Collected data
^^^^^^^^^^^^^^^^

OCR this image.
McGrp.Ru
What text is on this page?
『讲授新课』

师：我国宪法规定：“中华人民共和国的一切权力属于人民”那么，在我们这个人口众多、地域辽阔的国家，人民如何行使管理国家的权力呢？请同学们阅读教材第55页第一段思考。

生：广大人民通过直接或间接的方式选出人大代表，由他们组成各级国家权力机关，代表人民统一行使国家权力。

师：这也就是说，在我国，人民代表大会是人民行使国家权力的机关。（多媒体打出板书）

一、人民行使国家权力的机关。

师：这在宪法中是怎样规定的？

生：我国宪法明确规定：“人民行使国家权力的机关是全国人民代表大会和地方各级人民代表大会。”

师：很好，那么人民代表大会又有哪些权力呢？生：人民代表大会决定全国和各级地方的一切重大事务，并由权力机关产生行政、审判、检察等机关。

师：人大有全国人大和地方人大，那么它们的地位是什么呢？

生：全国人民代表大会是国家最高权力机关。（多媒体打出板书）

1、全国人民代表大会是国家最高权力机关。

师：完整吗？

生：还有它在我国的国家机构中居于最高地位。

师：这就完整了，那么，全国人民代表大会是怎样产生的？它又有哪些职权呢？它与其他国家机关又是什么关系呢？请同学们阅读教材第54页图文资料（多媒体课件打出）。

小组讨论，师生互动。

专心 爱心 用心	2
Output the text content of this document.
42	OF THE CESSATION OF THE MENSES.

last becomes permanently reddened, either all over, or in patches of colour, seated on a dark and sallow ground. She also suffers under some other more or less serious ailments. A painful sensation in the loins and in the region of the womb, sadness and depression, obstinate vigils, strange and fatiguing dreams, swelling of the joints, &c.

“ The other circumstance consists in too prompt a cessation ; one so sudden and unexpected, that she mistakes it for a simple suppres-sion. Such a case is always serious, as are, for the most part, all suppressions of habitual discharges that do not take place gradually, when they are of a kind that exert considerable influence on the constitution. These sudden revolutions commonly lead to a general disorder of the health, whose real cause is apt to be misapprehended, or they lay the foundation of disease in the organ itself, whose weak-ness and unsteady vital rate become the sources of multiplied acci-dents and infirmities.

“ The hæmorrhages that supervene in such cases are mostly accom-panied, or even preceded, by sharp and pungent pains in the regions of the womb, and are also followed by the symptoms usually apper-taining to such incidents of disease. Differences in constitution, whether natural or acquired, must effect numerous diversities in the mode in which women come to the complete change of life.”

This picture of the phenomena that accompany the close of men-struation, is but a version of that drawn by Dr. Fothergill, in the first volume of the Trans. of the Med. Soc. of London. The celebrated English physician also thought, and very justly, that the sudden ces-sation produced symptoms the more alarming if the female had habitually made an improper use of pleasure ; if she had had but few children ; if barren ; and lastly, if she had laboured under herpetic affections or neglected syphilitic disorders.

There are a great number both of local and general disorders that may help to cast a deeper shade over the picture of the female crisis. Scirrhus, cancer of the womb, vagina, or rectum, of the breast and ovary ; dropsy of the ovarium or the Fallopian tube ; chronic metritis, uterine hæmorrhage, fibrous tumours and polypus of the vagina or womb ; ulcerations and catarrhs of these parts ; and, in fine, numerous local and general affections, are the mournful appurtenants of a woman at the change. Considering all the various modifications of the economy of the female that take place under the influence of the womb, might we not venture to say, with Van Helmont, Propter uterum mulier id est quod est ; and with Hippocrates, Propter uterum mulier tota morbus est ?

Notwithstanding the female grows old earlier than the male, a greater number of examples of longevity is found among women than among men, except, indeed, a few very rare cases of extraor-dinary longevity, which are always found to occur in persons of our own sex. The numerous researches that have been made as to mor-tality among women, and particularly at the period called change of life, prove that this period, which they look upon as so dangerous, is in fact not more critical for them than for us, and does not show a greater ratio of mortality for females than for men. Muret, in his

^^^^^^^^^^^^^^^^

▸ **REQUEST**:
Each entry is to be returned in full, character for character.

▸ **OUTPUT OF THE TASK**:
OCR this image.
McGrp.Ru
What text is on this page?
『讲授新课』

师：我国宪法规定：“中华人民共和国的一切权力属于人民”那么，在我们这个人口众多、地域辽阔的国家，人民如何行使管理国家的权力呢？请同学们阅读教材第55页第一段思考。

生：广大人民通过直接或间接的方式选出人大代表，由他们组成各级国家权力机关，代表人民统一行使国家权力。

师：这也就是说，在我国，人民代表大会是人民行使国家权力的机关。（多媒体打出板书）

一、人民行使国家权力的机关。

师：这在宪法中是怎样规定的？

生：我国宪法明确规定：“人民行使国家权力的机关是全国人民代表大会和地方各级人民代表大会。”

师：很好，那么人民代表大会又有哪些权力呢？生：人民代表大会决定全国和各级地方的一切重大事务，并由权力机关产生行政、审判、检察等机关。

师：人大有全国人大和地方人大，那么它们的地位是什么呢？

生：全国人民代表大会是国家最高权力机关。（多媒体打出板书）

1、全国人民代表大会是国家最高权力机关。

师：完整吗？

生：还有它在我国的国家机构中居于最高地位。

师：这就完整了，那么，全国人民代表大会是怎样产生的？它又有哪些职权呢？它与其他国家机关又是什么关系呢？请同学们阅读教材第54页图文资料（多媒体课件打出）。

小组讨论，师生互动。

专心 爱心 用心	2
Output the text content of this document.
42	OF THE CESSATION OF THE MENSES.

last becomes permanently reddened, either all over, or in patches of colour, seated on a dark and sallow ground. She also suffers under some other more or less serious ailments. A painful sensation in the loins and in the region of the womb, sadness and depression, obstinate vigils, strange and fatiguing dreams, swelling of the joints, &c.

“ The other circumstance consists in too prompt a cessation ; one so sudden and unexpected, that she mistakes it for a simple suppres-sion. Such a case is always serious, as are, for the most part, all suppressions of habitual discharges that do not take place gradually, when they are of a kind that exert considerable influence on the constitution. These sudden revolutions commonly lead to a general disorder of the health, whose real cause is apt to be misapprehended, or they lay the foundation of disease in the organ itself, whose weak-ness and unsteady vital rate become the sources of multiplied acci-dents and infirmities.

“ The hæmorrhages that supervene in such cases are mostly accom-panied, or even preceded, by sharp and pungent pains in the regions of the womb, and are also followed by the symptoms usually apper-taining to such incidents of disease. Differences in constitution, whether natural or acquired, must effect numerous diversities in the mode in which women come to the complete change of life.”

This picture of the phenomena that accompany the close of men-struation, is but a version of that drawn by Dr. Fothergill, in the first volume of the Trans. of the Med. Soc. of London. The celebrated English physician also thought, and very justly, that the sudden ces-sation produced symptoms the more alarming if the female had habitually made an improper use of pleasure ; if she had had but few children ; if barren ; and lastly, if she had laboured under herpetic affections or neglected syphilitic disorders.

There are a great number both of local and general disorders that may help to cast a deeper shade over the picture of the female crisis. Scirrhus, cancer of the womb, vagina, or rectum, of the breast and ovary ; dropsy of the ovarium or the Fallopian tube ; chronic metritis, uterine hæmorrhage, fibrous tumours and polypus of the vagina or womb ; ulcerations and catarrhs of these parts ; and, in fine, numerous local and general affections, are the mournful appurtenants of a woman at the change. Considering all the various modifications of the economy of the female that take place under the influence of the womb, might we not venture to say, with Van Helmont, Propter uterum mulier id est quod est ; and with Hippocrates, Propter uterum mulier tota morbus est ?

Notwithstanding the female grows old earlier than the male, a greater number of examples of longevity is found among women than among men, except, indeed, a few very rare cases of extraor-dinary longevity, which are always found to occur in persons of our own sex. The numerous researches that have been made as to mor-tality among women, and particularly at the period called change of life, prove that this period, which they look upon as so dangerous, is in fact not more critical for them than for us, and does not show a greater ratio of mortality for females than for men. Muret, in his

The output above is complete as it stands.